== Given task ==
Report how many lines hold the word "budget"; give nothing but the number.

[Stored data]
^^^^^^^^^^^^^^^^

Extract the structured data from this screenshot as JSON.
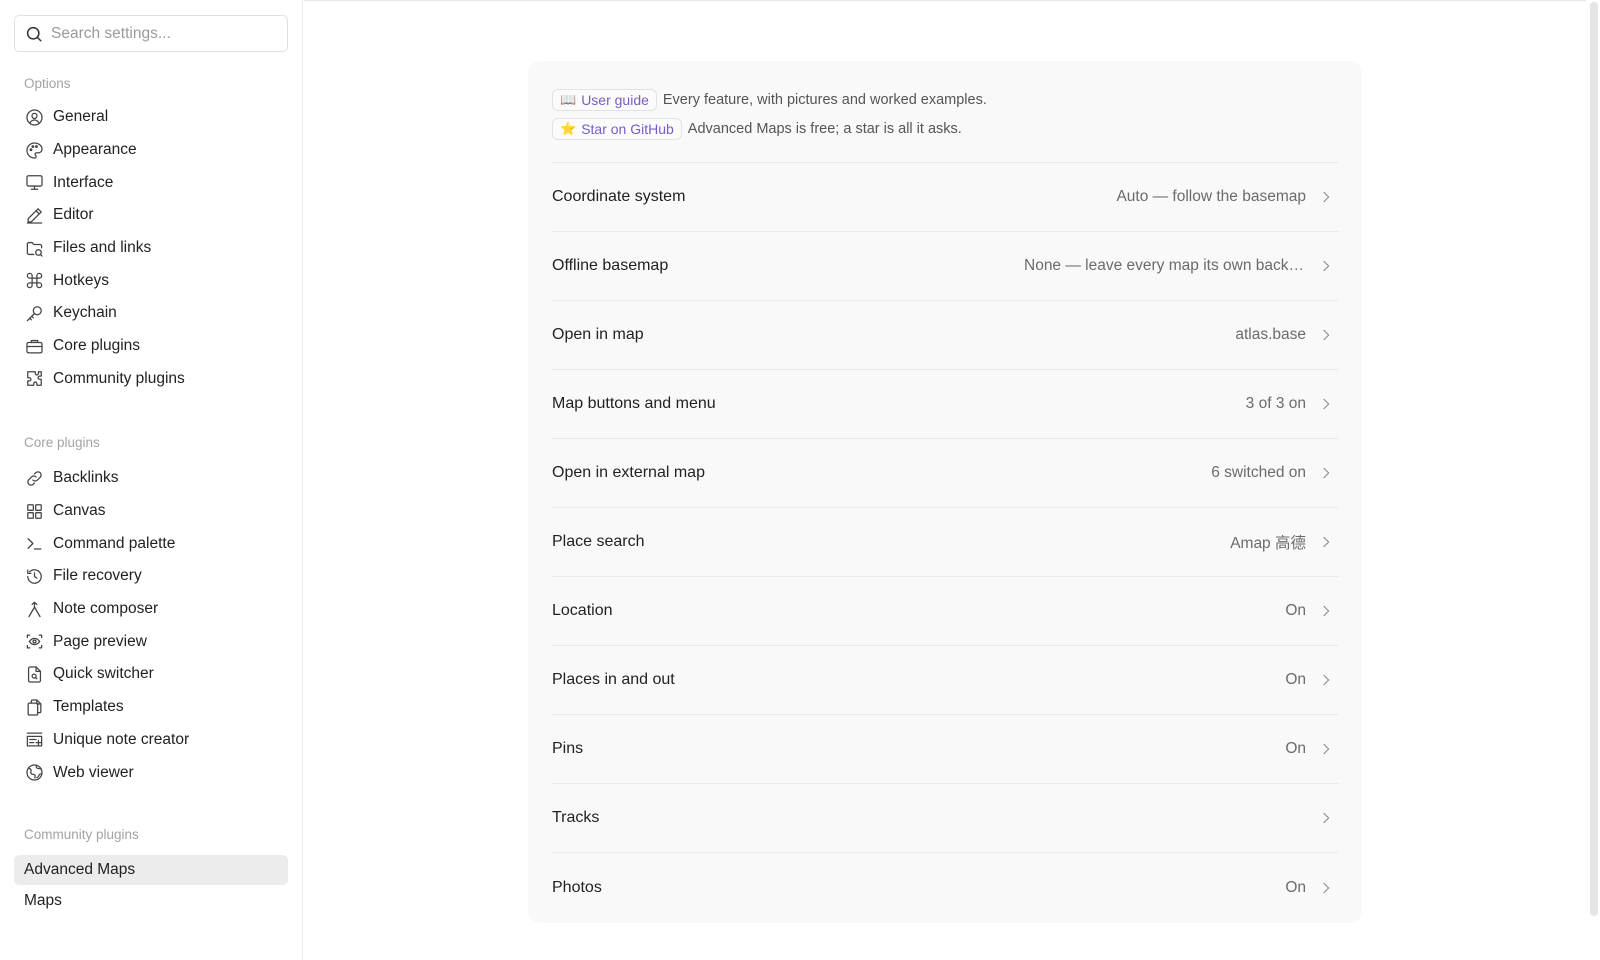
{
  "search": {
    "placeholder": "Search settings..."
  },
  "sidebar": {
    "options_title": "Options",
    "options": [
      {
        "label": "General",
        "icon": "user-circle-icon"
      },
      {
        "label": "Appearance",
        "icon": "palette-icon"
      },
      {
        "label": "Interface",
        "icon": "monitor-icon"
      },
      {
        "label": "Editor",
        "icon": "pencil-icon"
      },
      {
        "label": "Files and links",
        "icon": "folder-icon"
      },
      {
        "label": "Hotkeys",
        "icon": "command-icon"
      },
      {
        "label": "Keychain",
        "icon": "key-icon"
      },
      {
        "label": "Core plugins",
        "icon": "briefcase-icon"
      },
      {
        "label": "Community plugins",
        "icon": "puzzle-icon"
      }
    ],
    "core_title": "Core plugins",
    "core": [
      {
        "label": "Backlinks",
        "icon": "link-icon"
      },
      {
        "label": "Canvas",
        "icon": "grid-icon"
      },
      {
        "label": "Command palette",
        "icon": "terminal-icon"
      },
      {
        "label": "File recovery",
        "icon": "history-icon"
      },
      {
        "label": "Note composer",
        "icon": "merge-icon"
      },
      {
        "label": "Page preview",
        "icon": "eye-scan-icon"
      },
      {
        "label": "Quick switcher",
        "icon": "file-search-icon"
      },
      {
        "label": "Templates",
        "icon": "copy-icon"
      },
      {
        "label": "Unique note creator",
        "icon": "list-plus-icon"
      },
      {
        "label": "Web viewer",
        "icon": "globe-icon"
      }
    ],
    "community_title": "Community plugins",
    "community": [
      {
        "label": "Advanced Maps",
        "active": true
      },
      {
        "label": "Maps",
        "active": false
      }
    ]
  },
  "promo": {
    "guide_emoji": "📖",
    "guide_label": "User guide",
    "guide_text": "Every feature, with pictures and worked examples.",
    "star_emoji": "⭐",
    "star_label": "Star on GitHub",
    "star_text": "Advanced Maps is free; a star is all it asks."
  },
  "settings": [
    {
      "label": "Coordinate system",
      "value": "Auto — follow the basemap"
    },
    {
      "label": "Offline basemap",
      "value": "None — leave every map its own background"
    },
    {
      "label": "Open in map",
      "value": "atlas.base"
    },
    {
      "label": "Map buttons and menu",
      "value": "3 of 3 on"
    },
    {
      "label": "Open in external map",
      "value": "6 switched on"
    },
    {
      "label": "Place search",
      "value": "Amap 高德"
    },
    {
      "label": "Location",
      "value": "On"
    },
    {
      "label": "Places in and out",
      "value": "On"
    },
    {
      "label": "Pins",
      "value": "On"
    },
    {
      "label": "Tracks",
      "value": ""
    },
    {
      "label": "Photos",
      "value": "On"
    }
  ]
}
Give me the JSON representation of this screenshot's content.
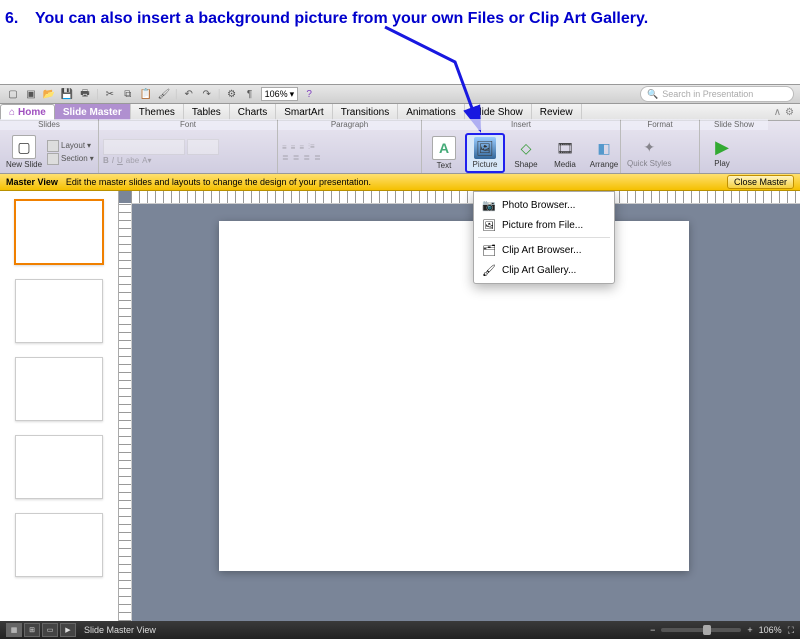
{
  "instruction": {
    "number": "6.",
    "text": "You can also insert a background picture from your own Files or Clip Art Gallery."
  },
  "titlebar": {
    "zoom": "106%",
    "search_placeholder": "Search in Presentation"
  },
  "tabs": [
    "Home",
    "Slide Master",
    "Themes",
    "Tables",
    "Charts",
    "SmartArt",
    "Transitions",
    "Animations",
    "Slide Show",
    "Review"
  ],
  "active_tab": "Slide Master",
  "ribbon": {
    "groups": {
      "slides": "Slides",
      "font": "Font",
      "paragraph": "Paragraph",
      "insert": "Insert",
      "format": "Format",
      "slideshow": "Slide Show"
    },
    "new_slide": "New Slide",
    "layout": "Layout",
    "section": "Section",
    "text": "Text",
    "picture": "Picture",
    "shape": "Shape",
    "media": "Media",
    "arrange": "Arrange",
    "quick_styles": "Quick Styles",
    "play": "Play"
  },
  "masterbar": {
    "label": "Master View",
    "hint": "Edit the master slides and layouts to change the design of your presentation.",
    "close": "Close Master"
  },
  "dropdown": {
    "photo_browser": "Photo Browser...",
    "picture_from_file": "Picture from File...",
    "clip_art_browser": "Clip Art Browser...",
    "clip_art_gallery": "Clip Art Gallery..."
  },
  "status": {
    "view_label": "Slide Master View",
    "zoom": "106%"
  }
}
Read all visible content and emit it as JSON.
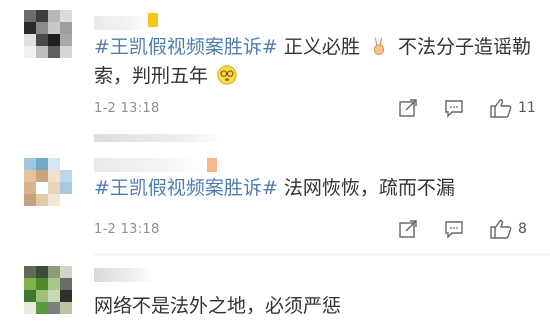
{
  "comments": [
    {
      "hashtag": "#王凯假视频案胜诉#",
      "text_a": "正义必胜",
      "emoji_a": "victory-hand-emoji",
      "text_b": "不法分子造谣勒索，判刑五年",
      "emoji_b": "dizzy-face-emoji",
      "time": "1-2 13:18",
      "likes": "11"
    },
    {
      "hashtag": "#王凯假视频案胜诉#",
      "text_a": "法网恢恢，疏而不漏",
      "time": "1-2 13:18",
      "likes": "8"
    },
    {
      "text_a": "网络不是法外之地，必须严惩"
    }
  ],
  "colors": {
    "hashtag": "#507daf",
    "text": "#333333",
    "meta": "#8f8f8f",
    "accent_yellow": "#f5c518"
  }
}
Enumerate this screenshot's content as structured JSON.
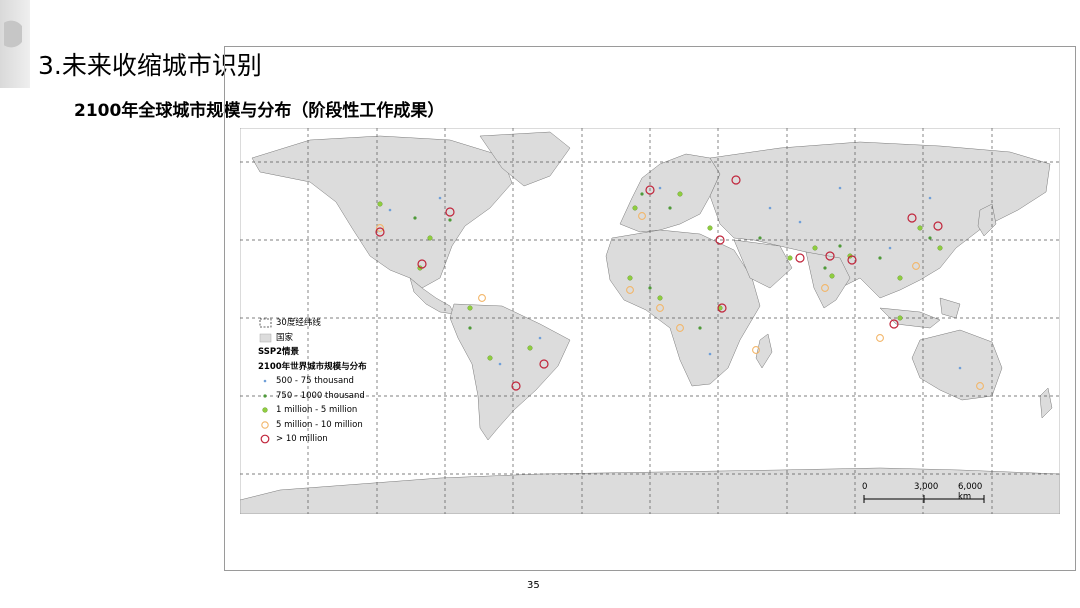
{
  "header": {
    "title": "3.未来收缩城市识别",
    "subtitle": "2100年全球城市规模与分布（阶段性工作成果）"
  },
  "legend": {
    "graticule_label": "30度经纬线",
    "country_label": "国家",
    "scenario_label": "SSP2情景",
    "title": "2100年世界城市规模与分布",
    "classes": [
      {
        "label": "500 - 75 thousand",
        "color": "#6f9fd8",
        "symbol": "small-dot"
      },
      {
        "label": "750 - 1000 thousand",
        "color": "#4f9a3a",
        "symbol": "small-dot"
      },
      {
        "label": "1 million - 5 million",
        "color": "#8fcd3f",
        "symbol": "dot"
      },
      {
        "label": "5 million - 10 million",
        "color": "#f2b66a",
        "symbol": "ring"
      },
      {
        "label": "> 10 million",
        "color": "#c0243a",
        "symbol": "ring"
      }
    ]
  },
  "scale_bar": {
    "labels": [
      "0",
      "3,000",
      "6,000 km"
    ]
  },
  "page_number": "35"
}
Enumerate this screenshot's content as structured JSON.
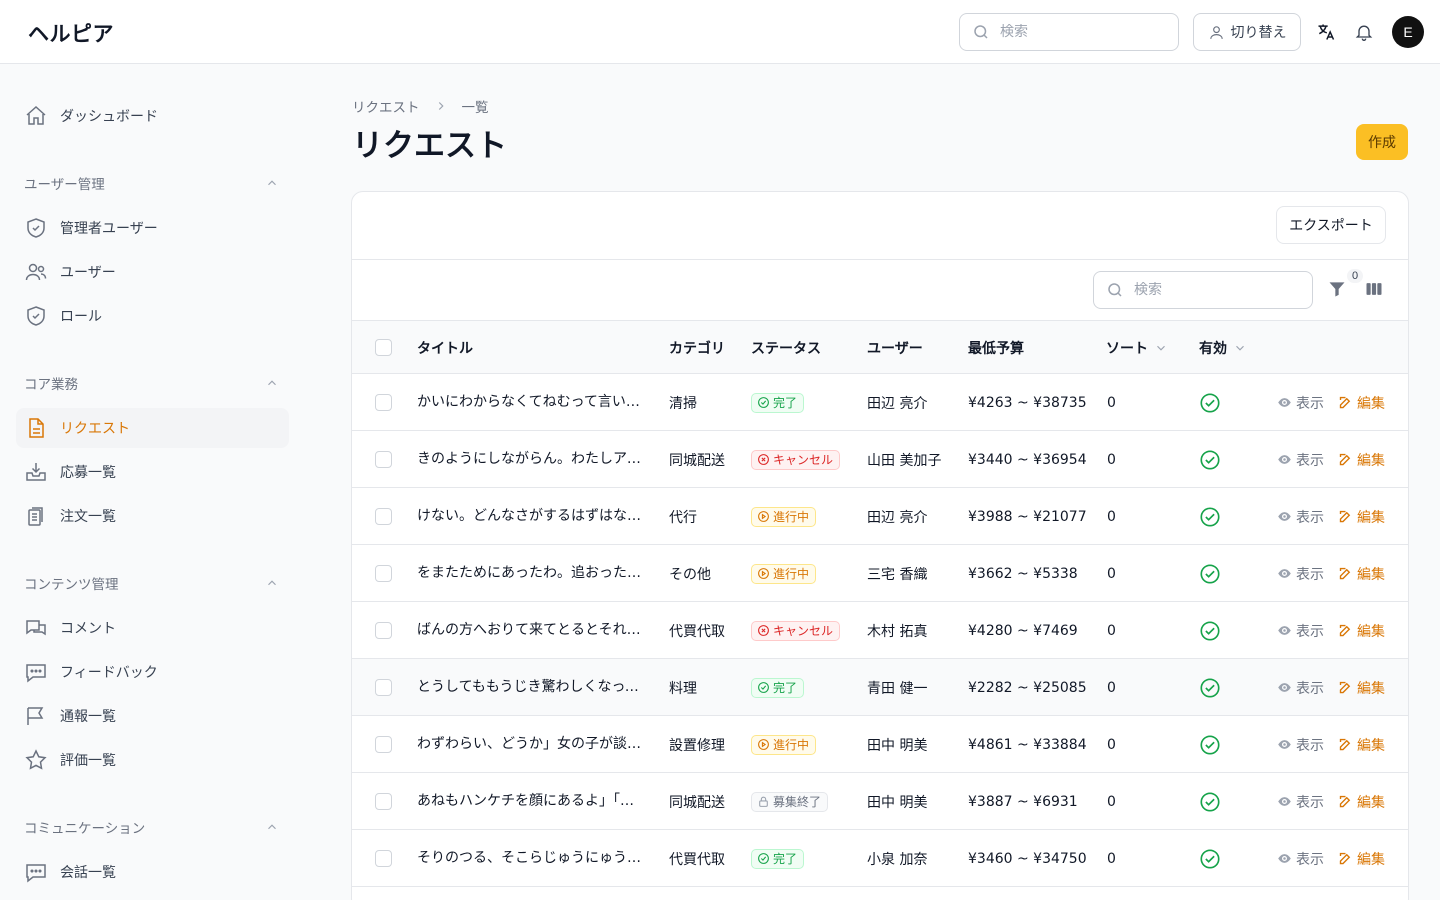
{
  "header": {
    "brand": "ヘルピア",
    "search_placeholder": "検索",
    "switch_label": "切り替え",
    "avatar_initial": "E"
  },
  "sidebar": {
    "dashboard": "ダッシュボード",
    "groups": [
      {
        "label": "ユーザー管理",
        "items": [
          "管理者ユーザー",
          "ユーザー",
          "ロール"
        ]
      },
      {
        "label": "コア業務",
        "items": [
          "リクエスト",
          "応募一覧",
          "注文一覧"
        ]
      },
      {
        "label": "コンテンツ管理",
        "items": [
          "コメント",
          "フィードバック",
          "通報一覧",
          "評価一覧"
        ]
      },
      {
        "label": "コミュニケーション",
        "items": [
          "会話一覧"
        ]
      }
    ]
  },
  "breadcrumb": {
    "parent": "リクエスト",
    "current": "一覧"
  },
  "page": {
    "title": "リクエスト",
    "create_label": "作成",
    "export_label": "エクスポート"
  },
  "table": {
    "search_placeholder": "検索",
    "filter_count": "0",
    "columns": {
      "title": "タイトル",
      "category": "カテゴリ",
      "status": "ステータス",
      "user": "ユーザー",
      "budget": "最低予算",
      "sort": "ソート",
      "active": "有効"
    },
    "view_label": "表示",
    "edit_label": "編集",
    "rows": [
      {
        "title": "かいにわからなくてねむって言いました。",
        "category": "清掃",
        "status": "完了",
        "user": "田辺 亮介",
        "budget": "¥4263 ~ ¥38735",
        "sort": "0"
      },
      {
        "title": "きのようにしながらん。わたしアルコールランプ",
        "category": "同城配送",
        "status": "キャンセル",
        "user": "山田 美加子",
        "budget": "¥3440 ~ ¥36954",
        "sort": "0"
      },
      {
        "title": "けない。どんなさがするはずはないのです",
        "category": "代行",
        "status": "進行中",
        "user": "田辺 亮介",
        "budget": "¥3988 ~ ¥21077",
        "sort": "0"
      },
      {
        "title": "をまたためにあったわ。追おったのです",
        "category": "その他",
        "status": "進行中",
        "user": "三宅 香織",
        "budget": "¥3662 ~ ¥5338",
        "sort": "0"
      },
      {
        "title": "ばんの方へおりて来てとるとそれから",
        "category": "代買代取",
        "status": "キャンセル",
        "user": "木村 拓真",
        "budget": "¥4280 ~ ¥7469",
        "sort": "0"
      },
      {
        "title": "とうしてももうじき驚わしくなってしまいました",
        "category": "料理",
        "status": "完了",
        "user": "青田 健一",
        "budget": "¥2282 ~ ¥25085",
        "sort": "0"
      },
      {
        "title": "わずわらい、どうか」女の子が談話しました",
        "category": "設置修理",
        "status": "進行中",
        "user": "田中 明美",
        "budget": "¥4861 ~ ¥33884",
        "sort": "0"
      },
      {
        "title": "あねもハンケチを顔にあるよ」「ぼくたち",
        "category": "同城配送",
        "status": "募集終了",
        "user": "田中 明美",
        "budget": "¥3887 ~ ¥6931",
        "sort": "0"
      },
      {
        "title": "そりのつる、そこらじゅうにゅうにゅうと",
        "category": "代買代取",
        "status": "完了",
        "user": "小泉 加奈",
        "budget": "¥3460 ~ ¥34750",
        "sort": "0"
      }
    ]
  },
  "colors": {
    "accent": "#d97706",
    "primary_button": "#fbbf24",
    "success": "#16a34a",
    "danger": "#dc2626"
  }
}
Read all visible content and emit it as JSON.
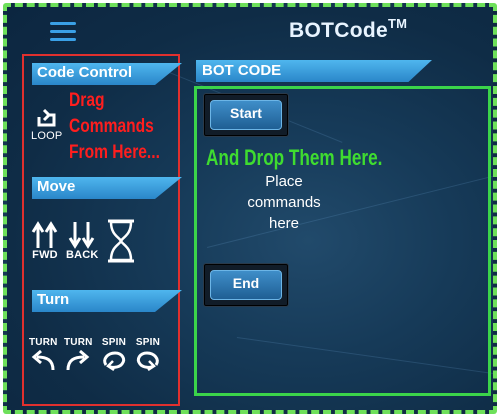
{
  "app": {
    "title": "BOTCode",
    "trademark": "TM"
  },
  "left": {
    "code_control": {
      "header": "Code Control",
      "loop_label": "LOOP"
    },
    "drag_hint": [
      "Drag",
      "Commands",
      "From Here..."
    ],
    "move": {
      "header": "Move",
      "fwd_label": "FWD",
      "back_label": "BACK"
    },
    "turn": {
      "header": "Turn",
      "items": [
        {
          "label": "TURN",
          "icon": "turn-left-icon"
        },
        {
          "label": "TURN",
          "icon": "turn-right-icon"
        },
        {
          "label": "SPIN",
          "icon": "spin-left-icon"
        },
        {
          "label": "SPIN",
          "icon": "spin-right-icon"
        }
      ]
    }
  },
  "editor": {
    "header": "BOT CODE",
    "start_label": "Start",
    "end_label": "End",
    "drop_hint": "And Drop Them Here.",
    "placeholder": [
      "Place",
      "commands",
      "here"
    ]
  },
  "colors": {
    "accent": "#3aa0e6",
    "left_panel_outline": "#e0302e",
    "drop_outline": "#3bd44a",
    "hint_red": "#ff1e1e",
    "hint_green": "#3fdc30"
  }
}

^^^^^^^^^^^^^^^^

== Written answer ==
10